**Provided data:**
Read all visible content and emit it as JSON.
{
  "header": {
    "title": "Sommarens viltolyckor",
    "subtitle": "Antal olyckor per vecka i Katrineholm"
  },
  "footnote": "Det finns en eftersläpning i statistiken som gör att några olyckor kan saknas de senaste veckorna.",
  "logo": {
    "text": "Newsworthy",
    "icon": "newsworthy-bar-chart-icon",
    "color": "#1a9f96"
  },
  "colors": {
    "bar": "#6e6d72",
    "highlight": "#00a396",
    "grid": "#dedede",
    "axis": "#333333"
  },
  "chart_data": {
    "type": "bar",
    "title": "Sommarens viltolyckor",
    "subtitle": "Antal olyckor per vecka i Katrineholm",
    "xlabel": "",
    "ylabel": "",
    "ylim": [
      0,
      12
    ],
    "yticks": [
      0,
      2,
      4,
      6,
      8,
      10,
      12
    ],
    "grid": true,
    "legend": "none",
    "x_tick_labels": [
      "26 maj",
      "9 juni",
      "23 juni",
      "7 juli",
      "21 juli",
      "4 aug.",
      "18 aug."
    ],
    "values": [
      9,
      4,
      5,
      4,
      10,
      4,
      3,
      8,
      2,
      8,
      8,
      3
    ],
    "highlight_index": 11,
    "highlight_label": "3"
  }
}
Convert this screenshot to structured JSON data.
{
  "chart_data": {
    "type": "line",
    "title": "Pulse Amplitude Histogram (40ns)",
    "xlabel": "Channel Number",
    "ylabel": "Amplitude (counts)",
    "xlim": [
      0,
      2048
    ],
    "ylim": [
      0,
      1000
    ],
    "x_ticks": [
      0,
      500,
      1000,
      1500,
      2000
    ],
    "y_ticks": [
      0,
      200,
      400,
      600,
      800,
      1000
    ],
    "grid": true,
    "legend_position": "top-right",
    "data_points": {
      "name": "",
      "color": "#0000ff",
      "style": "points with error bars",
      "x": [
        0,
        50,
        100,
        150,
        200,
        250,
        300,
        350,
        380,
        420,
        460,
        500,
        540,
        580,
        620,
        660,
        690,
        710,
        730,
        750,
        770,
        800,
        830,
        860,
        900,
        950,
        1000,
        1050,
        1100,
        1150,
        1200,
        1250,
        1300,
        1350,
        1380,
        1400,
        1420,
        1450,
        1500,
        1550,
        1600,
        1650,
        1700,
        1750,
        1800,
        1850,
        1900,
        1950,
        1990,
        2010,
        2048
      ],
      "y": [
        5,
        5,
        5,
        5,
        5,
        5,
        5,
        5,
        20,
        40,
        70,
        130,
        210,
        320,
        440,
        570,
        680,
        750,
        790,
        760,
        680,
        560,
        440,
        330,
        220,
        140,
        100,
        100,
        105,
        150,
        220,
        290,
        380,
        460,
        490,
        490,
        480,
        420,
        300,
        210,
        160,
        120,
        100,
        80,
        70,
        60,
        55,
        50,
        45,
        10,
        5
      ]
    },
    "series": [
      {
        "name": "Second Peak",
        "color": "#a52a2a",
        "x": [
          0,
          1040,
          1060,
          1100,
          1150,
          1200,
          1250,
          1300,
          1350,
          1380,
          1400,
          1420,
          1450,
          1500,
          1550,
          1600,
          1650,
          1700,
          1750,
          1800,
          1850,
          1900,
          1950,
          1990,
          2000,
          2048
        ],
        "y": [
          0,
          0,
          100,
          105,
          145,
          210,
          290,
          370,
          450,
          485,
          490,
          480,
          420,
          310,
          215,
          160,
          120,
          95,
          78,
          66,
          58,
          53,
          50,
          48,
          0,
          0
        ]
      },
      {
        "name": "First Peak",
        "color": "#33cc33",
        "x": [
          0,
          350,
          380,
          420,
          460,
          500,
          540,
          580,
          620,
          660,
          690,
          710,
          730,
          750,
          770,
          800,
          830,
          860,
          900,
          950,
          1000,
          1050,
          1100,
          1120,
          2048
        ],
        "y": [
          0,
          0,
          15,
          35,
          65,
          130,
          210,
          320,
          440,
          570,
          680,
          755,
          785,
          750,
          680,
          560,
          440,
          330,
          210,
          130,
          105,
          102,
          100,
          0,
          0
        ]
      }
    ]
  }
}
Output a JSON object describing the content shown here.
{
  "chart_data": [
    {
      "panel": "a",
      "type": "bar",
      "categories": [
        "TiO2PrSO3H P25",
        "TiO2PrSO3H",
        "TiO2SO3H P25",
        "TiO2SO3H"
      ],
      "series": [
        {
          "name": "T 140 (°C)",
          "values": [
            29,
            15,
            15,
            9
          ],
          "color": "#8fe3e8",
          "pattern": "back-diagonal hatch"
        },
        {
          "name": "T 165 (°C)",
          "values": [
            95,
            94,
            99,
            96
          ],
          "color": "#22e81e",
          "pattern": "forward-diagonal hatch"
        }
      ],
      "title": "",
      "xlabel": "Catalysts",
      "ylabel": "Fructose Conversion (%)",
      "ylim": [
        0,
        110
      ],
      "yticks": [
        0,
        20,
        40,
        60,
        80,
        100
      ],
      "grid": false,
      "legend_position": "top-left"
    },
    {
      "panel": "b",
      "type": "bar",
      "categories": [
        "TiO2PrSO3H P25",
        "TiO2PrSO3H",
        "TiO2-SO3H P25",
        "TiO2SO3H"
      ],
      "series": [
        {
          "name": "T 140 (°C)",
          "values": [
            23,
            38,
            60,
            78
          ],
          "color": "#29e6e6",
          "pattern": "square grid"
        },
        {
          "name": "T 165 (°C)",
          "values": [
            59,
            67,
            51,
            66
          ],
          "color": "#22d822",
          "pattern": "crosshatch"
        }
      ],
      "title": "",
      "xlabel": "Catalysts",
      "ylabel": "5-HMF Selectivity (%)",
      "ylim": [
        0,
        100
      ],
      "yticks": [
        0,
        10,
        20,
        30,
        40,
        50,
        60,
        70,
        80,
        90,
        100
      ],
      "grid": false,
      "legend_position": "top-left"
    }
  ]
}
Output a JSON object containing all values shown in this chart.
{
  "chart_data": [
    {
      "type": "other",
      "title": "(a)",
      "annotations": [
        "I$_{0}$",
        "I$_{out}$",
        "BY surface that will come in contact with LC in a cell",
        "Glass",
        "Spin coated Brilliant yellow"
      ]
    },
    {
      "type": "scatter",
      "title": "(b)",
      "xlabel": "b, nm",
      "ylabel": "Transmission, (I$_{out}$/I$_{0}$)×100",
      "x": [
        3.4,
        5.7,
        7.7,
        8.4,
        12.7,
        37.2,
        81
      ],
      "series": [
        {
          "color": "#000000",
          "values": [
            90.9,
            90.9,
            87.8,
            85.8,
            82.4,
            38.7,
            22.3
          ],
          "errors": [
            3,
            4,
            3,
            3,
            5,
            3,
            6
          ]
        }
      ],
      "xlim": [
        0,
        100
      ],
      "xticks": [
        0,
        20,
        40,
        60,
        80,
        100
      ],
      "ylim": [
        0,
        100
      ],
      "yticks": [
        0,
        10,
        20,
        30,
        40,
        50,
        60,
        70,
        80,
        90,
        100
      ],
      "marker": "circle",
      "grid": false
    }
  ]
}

**Your task:**
Within the listing above, copy each line that has the string "type".

**Task output:**
    "type": "bar",
    "type": "line",
      "type": "bar",
      "type": "bar",
      "type": "other",
      "type": "scatter",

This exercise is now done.